> **Data to process**:
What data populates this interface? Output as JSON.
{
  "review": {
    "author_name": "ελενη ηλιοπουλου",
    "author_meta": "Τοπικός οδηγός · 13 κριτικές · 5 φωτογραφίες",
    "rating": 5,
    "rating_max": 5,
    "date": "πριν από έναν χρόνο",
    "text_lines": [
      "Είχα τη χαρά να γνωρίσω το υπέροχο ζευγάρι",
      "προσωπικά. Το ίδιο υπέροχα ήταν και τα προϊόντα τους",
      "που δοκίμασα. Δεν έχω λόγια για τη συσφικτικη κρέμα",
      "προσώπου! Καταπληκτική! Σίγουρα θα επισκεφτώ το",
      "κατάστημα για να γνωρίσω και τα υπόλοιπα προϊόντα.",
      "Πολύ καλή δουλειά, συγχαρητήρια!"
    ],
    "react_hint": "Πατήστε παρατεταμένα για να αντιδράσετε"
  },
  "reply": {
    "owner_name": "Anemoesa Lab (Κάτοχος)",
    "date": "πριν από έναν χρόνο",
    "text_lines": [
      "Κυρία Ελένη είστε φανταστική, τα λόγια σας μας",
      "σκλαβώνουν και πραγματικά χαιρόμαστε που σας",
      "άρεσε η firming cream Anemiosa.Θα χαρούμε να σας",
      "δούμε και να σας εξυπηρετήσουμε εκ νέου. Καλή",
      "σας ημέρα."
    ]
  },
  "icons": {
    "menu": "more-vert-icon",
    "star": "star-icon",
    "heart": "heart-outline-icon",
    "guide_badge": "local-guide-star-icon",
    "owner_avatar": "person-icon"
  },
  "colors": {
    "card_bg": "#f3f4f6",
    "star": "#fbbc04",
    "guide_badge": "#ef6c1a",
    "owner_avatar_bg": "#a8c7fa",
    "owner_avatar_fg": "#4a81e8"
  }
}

> **Exercise objective**: Extract the entries above verbatim.

> **Result for this task**:
What data populates this interface? Output as JSON.
{
  "review": {
    "author_name": "ελενη ηλιοπουλου",
    "author_meta": "Τοπικός οδηγός · 13 κριτικές · 5 φωτογραφίες",
    "rating": 5,
    "rating_max": 5,
    "date": "πριν από έναν χρόνο",
    "text_lines": [
      "Είχα τη χαρά να γνωρίσω το υπέροχο ζευγάρι",
      "προσωπικά. Το ίδιο υπέροχα ήταν και τα προϊόντα τους",
      "που δοκίμασα. Δεν έχω λόγια για τη συσφικτικη κρέμα",
      "προσώπου! Καταπληκτική! Σίγουρα θα επισκεφτώ το",
      "κατάστημα για να γνωρίσω και τα υπόλοιπα προϊόντα.",
      "Πολύ καλή δουλειά, συγχαρητήρια!"
    ],
    "react_hint": "Πατήστε παρατεταμένα για να αντιδράσετε"
  },
  "reply": {
    "owner_name": "Anemoesa Lab (Κάτοχος)",
    "date": "πριν από έναν χρόνο",
    "text_lines": [
      "Κυρία Ελένη είστε φανταστική, τα λόγια σας μας",
      "σκλαβώνουν και πραγματικά χαιρόμαστε που σας",
      "άρεσε η firming cream Anemiosa.Θα χαρούμε να σας",
      "δούμε και να σας εξυπηρετήσουμε εκ νέου. Καλή",
      "σας ημέρα."
    ]
  },
  "icons": {
    "menu": "more-vert-icon",
    "star": "star-icon",
    "heart": "heart-outline-icon",
    "guide_badge": "local-guide-star-icon",
    "owner_avatar": "person-icon"
  },
  "colors": {
    "card_bg": "#f3f4f6",
    "star": "#fbbc04",
    "guide_badge": "#ef6c1a",
    "owner_avatar_bg": "#a8c7fa",
    "owner_avatar_fg": "#4a81e8"
  }
}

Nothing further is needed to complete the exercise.